-- start of Task material --

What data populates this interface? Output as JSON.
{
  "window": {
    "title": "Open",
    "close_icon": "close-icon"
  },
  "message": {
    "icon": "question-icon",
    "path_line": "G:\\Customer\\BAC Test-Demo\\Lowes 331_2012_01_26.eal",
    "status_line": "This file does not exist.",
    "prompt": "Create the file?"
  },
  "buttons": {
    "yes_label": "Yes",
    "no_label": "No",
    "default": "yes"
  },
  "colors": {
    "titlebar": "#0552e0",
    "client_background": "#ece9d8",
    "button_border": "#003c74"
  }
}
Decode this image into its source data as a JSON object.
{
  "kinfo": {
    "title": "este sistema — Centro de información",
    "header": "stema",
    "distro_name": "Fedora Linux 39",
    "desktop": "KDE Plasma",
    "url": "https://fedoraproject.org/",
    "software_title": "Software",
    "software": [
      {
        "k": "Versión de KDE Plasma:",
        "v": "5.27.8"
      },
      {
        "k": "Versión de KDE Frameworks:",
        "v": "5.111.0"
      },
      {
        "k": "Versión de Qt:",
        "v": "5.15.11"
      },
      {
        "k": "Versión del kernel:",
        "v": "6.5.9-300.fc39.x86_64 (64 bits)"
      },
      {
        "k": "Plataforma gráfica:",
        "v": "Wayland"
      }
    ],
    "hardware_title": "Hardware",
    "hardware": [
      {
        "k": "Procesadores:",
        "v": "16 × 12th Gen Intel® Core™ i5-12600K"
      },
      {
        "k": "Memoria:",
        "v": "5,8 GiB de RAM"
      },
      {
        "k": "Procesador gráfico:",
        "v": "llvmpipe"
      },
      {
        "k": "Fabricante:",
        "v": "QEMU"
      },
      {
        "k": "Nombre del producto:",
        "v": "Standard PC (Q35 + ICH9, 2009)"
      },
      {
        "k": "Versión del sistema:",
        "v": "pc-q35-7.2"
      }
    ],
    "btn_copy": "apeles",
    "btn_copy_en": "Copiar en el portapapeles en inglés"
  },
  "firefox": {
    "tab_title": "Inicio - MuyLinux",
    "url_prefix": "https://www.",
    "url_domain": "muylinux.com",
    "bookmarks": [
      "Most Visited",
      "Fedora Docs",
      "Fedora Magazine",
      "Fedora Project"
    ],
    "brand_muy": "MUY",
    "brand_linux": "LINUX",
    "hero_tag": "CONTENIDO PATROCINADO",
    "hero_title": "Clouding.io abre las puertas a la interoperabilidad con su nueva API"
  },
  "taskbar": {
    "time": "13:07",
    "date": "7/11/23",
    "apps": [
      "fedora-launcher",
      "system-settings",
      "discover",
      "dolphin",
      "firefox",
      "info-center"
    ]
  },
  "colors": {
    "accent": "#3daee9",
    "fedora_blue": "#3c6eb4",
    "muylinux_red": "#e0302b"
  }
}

-- end of Task material --
-- start of Task material --

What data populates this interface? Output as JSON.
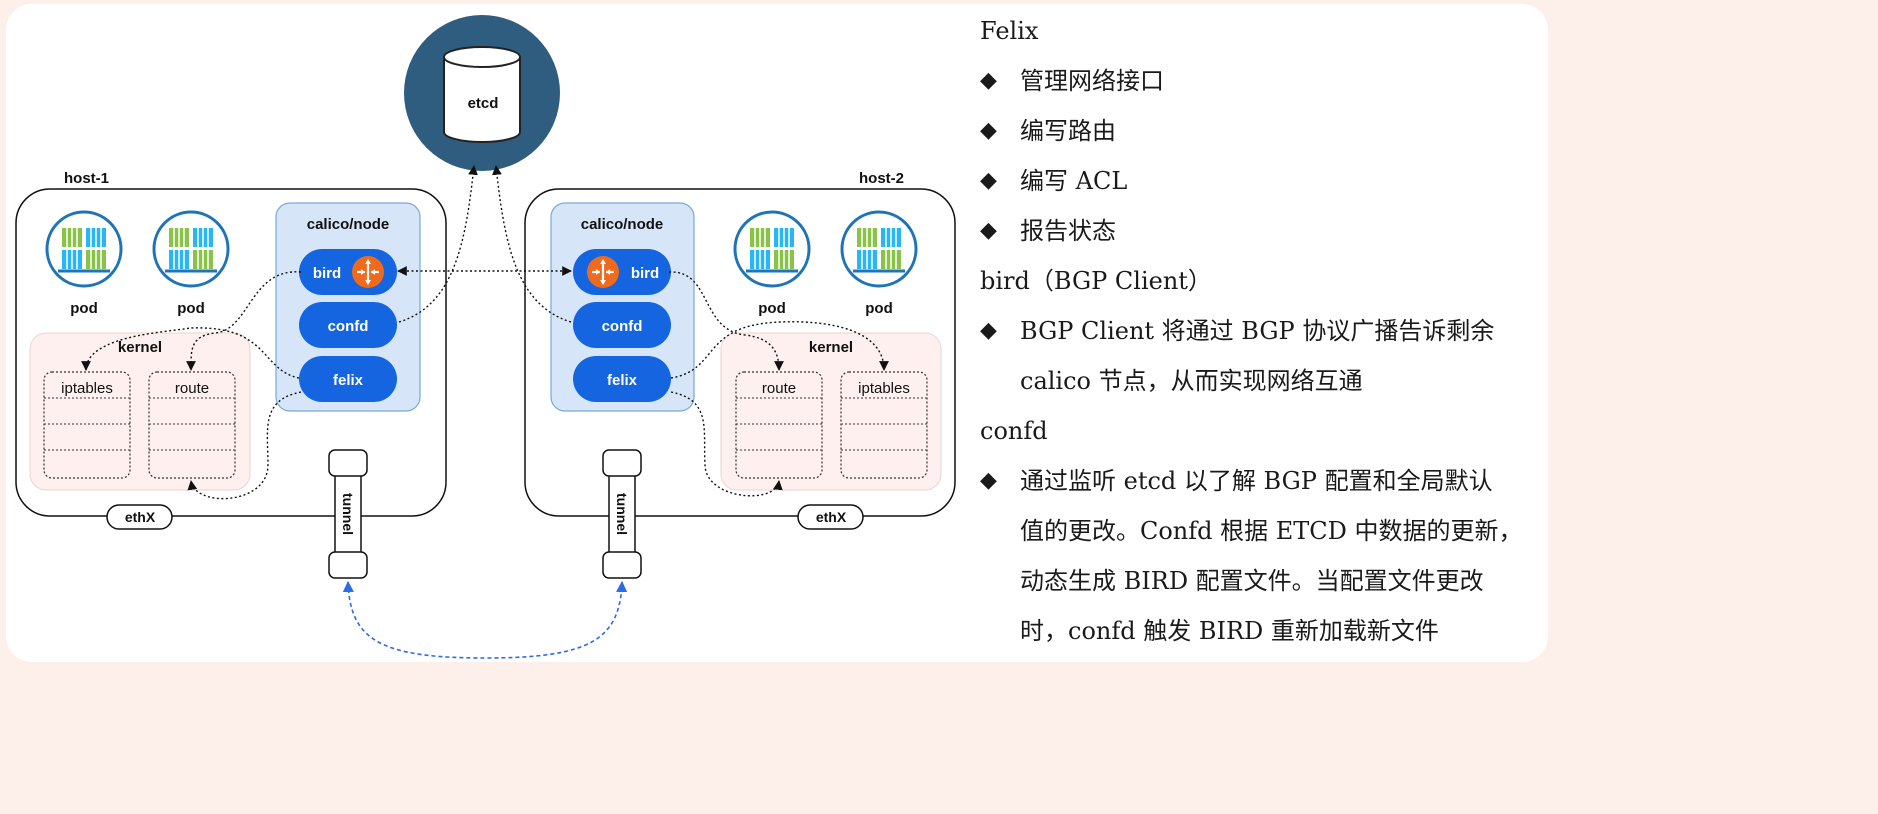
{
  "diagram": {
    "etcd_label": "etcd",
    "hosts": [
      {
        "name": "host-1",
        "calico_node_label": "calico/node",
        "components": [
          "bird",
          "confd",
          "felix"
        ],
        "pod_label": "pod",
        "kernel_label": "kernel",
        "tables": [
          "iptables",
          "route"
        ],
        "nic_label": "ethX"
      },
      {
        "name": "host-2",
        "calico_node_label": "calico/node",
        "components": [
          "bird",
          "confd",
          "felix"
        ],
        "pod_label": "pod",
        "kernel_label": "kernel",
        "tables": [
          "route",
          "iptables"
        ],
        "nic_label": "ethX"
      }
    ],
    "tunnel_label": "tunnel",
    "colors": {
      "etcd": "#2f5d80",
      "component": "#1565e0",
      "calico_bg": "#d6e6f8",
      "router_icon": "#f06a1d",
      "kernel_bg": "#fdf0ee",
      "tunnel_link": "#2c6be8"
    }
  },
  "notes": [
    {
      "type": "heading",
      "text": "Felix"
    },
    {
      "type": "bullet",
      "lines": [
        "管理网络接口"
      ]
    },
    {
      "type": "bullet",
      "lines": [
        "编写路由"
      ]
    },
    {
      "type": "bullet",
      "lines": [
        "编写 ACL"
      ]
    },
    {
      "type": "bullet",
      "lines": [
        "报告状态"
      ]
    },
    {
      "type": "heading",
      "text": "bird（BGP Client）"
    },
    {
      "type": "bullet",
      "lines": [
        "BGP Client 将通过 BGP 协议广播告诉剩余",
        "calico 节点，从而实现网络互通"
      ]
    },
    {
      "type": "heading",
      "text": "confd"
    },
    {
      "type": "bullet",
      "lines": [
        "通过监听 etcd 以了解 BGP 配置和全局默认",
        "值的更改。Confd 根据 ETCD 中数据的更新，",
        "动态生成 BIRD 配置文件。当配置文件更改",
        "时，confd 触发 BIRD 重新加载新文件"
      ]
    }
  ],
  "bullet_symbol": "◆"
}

-- end of Task material --

Prompt: Find the lines containing "text" and list every one of them.

Answer for the task:
      "text": "Felix"
      "text": "bird（BGP Client）"
      "text": "confd"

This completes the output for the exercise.